* _Task details_: Listed below are entries; give the number of lines among them that include "html", and only that number.

* _Records to process_:
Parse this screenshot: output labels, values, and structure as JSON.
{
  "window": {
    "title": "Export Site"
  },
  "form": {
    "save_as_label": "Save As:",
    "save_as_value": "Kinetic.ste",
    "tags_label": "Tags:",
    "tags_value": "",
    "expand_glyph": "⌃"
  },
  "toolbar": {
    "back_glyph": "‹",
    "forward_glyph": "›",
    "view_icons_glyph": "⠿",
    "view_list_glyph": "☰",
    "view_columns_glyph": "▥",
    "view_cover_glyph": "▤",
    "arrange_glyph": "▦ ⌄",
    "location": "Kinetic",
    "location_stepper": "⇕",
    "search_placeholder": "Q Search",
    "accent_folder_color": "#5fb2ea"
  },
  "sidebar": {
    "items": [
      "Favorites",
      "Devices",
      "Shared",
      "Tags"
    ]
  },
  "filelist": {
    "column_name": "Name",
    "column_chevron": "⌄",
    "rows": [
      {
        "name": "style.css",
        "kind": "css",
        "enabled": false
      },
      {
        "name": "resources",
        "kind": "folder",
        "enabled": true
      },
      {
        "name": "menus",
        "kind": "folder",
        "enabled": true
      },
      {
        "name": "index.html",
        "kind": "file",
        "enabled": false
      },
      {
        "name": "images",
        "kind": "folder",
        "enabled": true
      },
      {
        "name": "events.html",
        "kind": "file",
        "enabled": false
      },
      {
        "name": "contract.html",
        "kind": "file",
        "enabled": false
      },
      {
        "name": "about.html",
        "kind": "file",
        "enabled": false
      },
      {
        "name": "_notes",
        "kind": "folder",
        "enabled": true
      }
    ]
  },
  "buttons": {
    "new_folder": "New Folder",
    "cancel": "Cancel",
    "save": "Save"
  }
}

* _Solution to this problem_: 4